Scan the records for the word "data". Copy each line that includes it.

[Extracted records]
★ ★ ★
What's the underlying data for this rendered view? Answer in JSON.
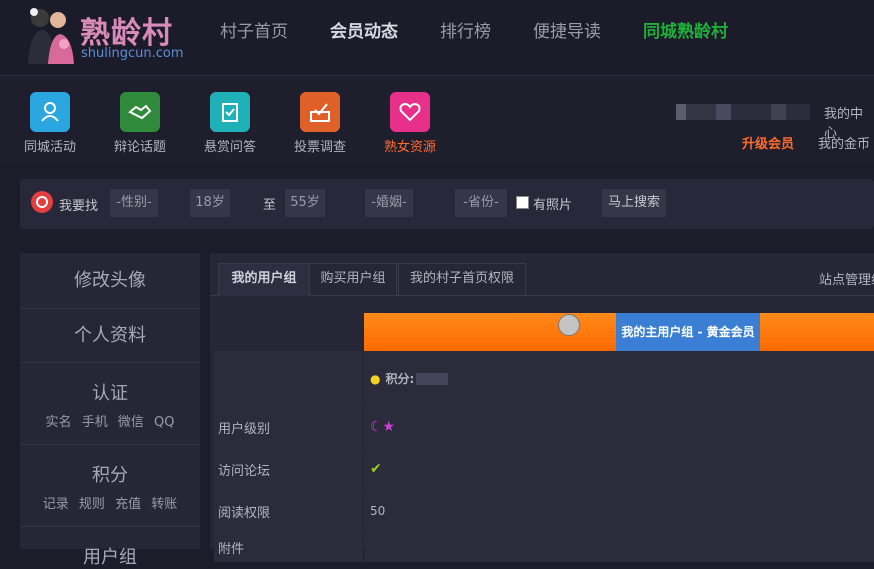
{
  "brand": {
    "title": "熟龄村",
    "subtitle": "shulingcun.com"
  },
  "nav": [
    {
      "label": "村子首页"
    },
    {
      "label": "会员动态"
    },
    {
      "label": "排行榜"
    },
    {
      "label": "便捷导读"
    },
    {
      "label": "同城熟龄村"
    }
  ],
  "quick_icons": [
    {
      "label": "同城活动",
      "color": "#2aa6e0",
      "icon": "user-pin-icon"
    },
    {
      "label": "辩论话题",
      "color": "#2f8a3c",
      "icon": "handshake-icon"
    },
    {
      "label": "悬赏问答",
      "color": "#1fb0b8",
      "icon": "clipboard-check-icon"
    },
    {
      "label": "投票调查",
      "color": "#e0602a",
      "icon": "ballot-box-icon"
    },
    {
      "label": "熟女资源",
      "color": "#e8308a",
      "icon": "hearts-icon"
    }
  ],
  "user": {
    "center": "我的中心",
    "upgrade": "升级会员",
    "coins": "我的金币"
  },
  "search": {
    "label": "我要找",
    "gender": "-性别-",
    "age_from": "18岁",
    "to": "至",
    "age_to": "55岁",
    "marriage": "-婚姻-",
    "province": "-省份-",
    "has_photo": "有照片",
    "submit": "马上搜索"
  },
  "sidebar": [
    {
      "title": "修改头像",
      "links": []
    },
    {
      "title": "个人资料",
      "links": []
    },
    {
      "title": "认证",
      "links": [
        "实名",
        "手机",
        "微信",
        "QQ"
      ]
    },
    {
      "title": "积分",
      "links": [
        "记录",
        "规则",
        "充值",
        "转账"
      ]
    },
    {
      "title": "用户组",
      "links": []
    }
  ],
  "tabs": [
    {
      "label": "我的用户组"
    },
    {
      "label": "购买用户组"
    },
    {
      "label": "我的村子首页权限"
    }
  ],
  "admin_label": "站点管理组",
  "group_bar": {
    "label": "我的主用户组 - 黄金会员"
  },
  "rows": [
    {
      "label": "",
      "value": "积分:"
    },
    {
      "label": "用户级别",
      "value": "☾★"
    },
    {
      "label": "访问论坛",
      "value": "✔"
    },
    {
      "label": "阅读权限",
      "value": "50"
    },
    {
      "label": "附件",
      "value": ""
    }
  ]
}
★ ★ ★
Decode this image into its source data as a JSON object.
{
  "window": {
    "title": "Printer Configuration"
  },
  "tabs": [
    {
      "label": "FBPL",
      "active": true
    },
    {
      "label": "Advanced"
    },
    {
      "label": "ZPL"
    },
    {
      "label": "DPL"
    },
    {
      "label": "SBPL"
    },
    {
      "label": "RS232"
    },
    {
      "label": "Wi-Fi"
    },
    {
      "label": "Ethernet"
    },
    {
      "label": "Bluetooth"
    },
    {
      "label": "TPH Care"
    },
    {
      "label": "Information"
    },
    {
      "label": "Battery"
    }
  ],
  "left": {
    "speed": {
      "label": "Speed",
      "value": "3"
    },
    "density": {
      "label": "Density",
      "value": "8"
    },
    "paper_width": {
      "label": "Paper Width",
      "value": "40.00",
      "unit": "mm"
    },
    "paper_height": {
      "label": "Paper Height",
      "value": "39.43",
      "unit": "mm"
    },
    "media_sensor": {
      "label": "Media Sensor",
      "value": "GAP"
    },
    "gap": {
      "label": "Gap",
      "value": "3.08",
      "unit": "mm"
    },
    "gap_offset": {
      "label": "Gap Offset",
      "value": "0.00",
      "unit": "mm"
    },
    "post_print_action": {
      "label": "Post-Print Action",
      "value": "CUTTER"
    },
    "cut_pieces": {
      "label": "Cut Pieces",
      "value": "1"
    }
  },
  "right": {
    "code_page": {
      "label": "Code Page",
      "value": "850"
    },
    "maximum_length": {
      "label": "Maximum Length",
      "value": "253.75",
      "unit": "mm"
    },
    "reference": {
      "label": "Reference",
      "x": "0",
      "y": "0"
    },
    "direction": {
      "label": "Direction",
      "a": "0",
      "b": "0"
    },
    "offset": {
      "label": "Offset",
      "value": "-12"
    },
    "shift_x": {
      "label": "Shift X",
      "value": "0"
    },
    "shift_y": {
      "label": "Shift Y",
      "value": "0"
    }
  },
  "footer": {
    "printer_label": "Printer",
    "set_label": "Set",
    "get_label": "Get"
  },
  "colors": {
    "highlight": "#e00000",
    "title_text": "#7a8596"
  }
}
★ ★ ★
FULL ANSWER:
What's the underlying data for this rendered view? Answer in JSON.
Decode this image into its source data as a JSON object.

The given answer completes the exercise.